RECORD EXCERPTS
━━━━━━━━━━━━━━━━

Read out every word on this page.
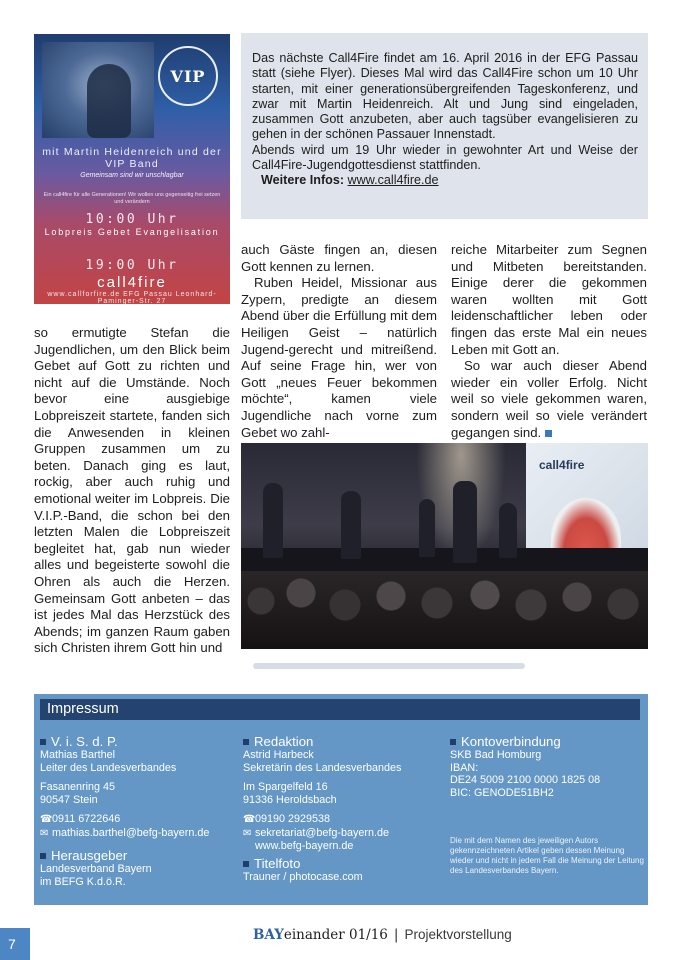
VIP
mit Martin Heidenreich und der VIP Band
Gemeinsam sind wir unschlagbar
Ein call4fire für alle Generationen! Wir wollen uns gegenseitig frei setzen und verändern
10:00 Uhr
Lobpreis Gebet Evangelisation
19:00 Uhr
call4fire
www.callforfire.de EFG Passau Leonhard-Paminger-Str. 27
Das nächste Call4Fire findet am 16. April 2016 in der EFG Passau statt (siehe Flyer). Dieses Mal wird das Call4Fire schon um 10 Uhr starten, mit einer generationsübergreifenden Tageskonferenz, und zwar mit Martin Heidenreich. Alt und Jung sind eingeladen, zusammen Gott anzubeten, aber auch tagsüber evangelisieren zu gehen in der schönen Passauer Innenstadt.
Abends wird um 19 Uhr wieder in gewohnter Art und Weise der Call4Fire-Jugendgottesdienst stattfinden.
Weitere Infos: www.call4fire.de
so ermutigte Stefan die Jugendlichen, um den Blick beim Gebet auf Gott zu richten und nicht auf die Umstände. Noch bevor eine ausgiebige Lobpreiszeit startete, fanden sich die Anwesenden in kleinen Gruppen zusammen um zu beten. Danach ging es laut, rockig, aber auch ruhig und emotional weiter im Lobpreis. Die V.I.P.-Band, die schon bei den letzten Malen die Lobpreiszeit begleitet hat, gab nun wieder alles und begeisterte sowohl die Ohren als auch die Herzen. Gemeinsam Gott anbeten – das ist jedes Mal das Herzstück des Abends; im ganzen Raum gaben sich Christen ihrem Gott hin und
auch Gäste fingen an, diesen Gott kennen zu lernen.
Ruben Heidel, Missionar aus Zypern, predigte an diesem Abend über die Erfüllung mit dem Heiligen Geist – natürlich Jugend-gerecht und mitreißend. Auf seine Frage hin, wer von Gott „neues Feuer bekommen möchte“, kamen viele Jugendliche nach vorne zum Gebet wo zahl-
reiche Mitarbeiter zum Segnen und Mitbeten bereitstanden. Einige derer die gekommen waren wollten mit Gott leidenschaftlicher leben oder fingen das erste Mal ein neues Leben mit Gott an.
So war auch dieser Abend wieder ein voller Erfolg. Nicht weil so viele gekommen waren, sondern weil so viele verändert gegangen sind.
call4fire
Impressum
V. i. S. d. P.
Mathias Barthel
Leiter des Landesverbandes
Fasanenring 45
90547 Stein
☎0911 6722646
✉ mathias.barthel@befg-bayern.de
Herausgeber
Landesverband Bayern
im BEFG K.d.ö.R.
Redaktion
Astrid Harbeck
Sekretärin des Landesverbandes
Im Spargelfeld 16
91336 Heroldsbach
☎09190 2929538
✉ sekretariat@befg-bayern.de
www.befg-bayern.de
Titelfoto
Trauner / photocase.com
Kontoverbindung
SKB Bad Homburg
IBAN:
DE24 5009 2100 0000 1825 08
BIC: GENODE51BH2
Die mit dem Namen des jeweiligen Autors gekennzeichneten Artikel geben dessen Meinung wieder und nicht in jedem Fall die Meinung der Leitung des Landesverbandes Bayern.
7
BAYeinander 01/16 | Projektvorstellung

━━━━━━━━━━━━━━━━

GIVEN TASK
Which lines include "Gebet"? Copy each of them out.

THE SOLUTION
Lobpreis Gebet Evangelisation
so ermutigte Stefan die Jugendlichen, um den Blick beim Gebet auf Gott zu richten und nicht auf die Umstände. Noch bevor eine ausgiebige Lobpreiszeit startete, fanden sich die Anwesenden in kleinen Gruppen zusammen um zu beten. Danach ging es laut, rockig, aber auch ruhig und emotional weiter im Lobpreis. Die V.I.P.-Band, die schon bei den letzten Malen die Lobpreiszeit begleitet hat, gab nun wieder alles und begeisterte sowohl die Ohren als auch die Herzen. Gemeinsam Gott anbeten – das ist jedes Mal das Herzstück des Abends; im ganzen Raum gaben sich Christen ihrem Gott hin und
Ruben Heidel, Missionar aus Zypern, predigte an diesem Abend über die Erfüllung mit dem Heiligen Geist – natürlich Jugend-gerecht und mitreißend. Auf seine Frage hin, wer von Gott „neues Feuer bekommen möchte“, kamen viele Jugendliche nach vorne zum Gebet wo zahl-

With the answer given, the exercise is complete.